*Dataset entries*.
........
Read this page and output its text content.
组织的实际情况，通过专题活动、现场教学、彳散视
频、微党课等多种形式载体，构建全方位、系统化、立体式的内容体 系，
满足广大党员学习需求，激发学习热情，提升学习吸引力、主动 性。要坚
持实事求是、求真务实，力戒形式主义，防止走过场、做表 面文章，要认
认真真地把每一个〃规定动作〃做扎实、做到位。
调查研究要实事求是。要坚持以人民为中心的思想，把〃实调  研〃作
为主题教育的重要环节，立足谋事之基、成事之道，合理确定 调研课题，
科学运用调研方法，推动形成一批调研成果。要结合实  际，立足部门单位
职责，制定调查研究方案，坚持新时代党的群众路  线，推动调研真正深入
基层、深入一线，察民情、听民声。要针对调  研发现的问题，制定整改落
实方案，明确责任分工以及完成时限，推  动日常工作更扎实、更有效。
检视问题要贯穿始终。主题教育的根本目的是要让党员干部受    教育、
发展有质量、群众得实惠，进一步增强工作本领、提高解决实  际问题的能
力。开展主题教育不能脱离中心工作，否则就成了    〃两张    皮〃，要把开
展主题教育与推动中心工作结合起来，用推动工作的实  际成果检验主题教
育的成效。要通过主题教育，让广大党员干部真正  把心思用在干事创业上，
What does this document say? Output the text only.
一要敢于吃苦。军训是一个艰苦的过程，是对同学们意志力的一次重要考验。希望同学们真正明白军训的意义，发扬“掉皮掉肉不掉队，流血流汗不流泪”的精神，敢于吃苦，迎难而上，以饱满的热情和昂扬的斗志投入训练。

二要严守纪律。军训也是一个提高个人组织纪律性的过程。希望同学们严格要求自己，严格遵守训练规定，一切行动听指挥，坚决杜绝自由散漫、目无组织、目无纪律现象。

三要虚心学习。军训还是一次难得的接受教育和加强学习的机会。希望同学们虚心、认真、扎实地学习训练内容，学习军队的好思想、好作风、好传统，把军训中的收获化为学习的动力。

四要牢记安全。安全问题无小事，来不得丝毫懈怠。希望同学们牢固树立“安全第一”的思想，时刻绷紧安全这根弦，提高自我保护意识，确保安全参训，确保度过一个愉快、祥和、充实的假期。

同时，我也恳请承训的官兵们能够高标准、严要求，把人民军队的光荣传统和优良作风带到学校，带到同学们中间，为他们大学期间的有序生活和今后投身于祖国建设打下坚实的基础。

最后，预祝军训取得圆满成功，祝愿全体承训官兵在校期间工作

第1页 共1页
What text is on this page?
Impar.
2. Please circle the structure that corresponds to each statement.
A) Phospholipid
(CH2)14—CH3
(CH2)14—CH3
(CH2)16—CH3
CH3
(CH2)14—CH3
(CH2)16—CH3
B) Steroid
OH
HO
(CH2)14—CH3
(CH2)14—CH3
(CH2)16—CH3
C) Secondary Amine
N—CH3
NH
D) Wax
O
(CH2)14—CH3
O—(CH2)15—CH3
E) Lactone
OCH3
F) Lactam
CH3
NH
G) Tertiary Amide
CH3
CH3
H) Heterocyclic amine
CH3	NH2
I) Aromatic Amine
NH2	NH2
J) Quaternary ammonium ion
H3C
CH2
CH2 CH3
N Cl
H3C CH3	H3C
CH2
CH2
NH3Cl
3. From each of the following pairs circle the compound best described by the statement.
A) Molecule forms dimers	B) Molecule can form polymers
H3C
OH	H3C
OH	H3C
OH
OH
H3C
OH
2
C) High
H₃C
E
........
*WORK INSTRUCTIONS*.
Output the listing above word for word.

*RESULT BELOW*.
Read this page and output its text content.
组织的实际情况，通过专题活动、现场教学、彳散视
频、微党课等多种形式载体，构建全方位、系统化、立体式的内容体 系，
满足广大党员学习需求，激发学习热情，提升学习吸引力、主动 性。要坚
持实事求是、求真务实，力戒形式主义，防止走过场、做表 面文章，要认
认真真地把每一个〃规定动作〃做扎实、做到位。
调查研究要实事求是。要坚持以人民为中心的思想，把〃实调  研〃作
为主题教育的重要环节，立足谋事之基、成事之道，合理确定 调研课题，
科学运用调研方法，推动形成一批调研成果。要结合实  际，立足部门单位
职责，制定调查研究方案，坚持新时代党的群众路  线，推动调研真正深入
基层、深入一线，察民情、听民声。要针对调  研发现的问题，制定整改落
实方案，明确责任分工以及完成时限，推  动日常工作更扎实、更有效。
检视问题要贯穿始终。主题教育的根本目的是要让党员干部受    教育、
发展有质量、群众得实惠，进一步增强工作本领、提高解决实  际问题的能
力。开展主题教育不能脱离中心工作，否则就成了    〃两张    皮〃，要把开
展主题教育与推动中心工作结合起来，用推动工作的实  际成果检验主题教
育的成效。要通过主题教育，让广大党员干部真正  把心思用在干事创业上，
What does this document say? Output the text only.
一要敢于吃苦。军训是一个艰苦的过程，是对同学们意志力的一次重要考验。希望同学们真正明白军训的意义，发扬“掉皮掉肉不掉队，流血流汗不流泪”的精神，敢于吃苦，迎难而上，以饱满的热情和昂扬的斗志投入训练。

二要严守纪律。军训也是一个提高个人组织纪律性的过程。希望同学们严格要求自己，严格遵守训练规定，一切行动听指挥，坚决杜绝自由散漫、目无组织、目无纪律现象。

三要虚心学习。军训还是一次难得的接受教育和加强学习的机会。希望同学们虚心、认真、扎实地学习训练内容，学习军队的好思想、好作风、好传统，把军训中的收获化为学习的动力。

四要牢记安全。安全问题无小事，来不得丝毫懈怠。希望同学们牢固树立“安全第一”的思想，时刻绷紧安全这根弦，提高自我保护意识，确保安全参训，确保度过一个愉快、祥和、充实的假期。

同时，我也恳请承训的官兵们能够高标准、严要求，把人民军队的光荣传统和优良作风带到学校，带到同学们中间，为他们大学期间的有序生活和今后投身于祖国建设打下坚实的基础。

最后，预祝军训取得圆满成功，祝愿全体承训官兵在校期间工作

第1页 共1页
What text is on this page?
Impar.
2. Please circle the structure that corresponds to each statement.
A) Phospholipid
(CH2)14—CH3
(CH2)14—CH3
(CH2)16—CH3
CH3
(CH2)14—CH3
(CH2)16—CH3
B) Steroid
OH
HO
(CH2)14—CH3
(CH2)14—CH3
(CH2)16—CH3
C) Secondary Amine
N—CH3
NH
D) Wax
O
(CH2)14—CH3
O—(CH2)15—CH3
E) Lactone
OCH3
F) Lactam
CH3
NH
G) Tertiary Amide
CH3
CH3
H) Heterocyclic amine
CH3	NH2
I) Aromatic Amine
NH2	NH2
J) Quaternary ammonium ion
H3C
CH2
CH2 CH3
N Cl
H3C CH3	H3C
CH2
CH2
NH3Cl
3. From each of the following pairs circle the compound best described by the statement.
A) Molecule forms dimers	B) Molecule can form polymers
H3C
OH	H3C
OH	H3C
OH
OH
H3C
OH
2
C) High
H₃C
E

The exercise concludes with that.